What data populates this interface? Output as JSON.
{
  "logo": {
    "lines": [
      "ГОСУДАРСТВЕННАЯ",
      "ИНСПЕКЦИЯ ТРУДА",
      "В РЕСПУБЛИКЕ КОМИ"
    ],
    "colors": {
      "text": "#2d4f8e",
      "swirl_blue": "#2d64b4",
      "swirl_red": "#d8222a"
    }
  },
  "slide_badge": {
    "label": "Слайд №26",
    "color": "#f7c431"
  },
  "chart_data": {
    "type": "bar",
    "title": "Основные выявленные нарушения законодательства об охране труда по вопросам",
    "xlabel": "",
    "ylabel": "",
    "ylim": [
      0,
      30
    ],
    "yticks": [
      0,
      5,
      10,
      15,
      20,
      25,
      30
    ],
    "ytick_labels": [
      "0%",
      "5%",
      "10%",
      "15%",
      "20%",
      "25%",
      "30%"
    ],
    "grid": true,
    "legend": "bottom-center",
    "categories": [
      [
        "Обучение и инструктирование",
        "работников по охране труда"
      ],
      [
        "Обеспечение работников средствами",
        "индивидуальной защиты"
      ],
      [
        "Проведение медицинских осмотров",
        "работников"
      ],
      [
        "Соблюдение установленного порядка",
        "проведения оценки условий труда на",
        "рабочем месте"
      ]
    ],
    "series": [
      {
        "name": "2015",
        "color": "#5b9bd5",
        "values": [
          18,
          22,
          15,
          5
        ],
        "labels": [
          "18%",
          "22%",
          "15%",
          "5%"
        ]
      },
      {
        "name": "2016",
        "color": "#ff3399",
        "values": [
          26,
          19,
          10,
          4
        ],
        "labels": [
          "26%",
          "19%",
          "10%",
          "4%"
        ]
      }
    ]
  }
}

Goal of the exercise:
Each line of the material above needs to be quoted exactly, please.

Answer to the problem:
What data populates this interface? Output as JSON.
{
  "logo": {
    "lines": [
      "ГОСУДАРСТВЕННАЯ",
      "ИНСПЕКЦИЯ ТРУДА",
      "В РЕСПУБЛИКЕ КОМИ"
    ],
    "colors": {
      "text": "#2d4f8e",
      "swirl_blue": "#2d64b4",
      "swirl_red": "#d8222a"
    }
  },
  "slide_badge": {
    "label": "Слайд №26",
    "color": "#f7c431"
  },
  "chart_data": {
    "type": "bar",
    "title": "Основные выявленные нарушения законодательства об охране труда по вопросам",
    "xlabel": "",
    "ylabel": "",
    "ylim": [
      0,
      30
    ],
    "yticks": [
      0,
      5,
      10,
      15,
      20,
      25,
      30
    ],
    "ytick_labels": [
      "0%",
      "5%",
      "10%",
      "15%",
      "20%",
      "25%",
      "30%"
    ],
    "grid": true,
    "legend": "bottom-center",
    "categories": [
      [
        "Обучение и инструктирование",
        "работников по охране труда"
      ],
      [
        "Обеспечение работников средствами",
        "индивидуальной защиты"
      ],
      [
        "Проведение медицинских осмотров",
        "работников"
      ],
      [
        "Соблюдение установленного порядка",
        "проведения оценки условий труда на",
        "рабочем месте"
      ]
    ],
    "series": [
      {
        "name": "2015",
        "color": "#5b9bd5",
        "values": [
          18,
          22,
          15,
          5
        ],
        "labels": [
          "18%",
          "22%",
          "15%",
          "5%"
        ]
      },
      {
        "name": "2016",
        "color": "#ff3399",
        "values": [
          26,
          19,
          10,
          4
        ],
        "labels": [
          "26%",
          "19%",
          "10%",
          "4%"
        ]
      }
    ]
  }
}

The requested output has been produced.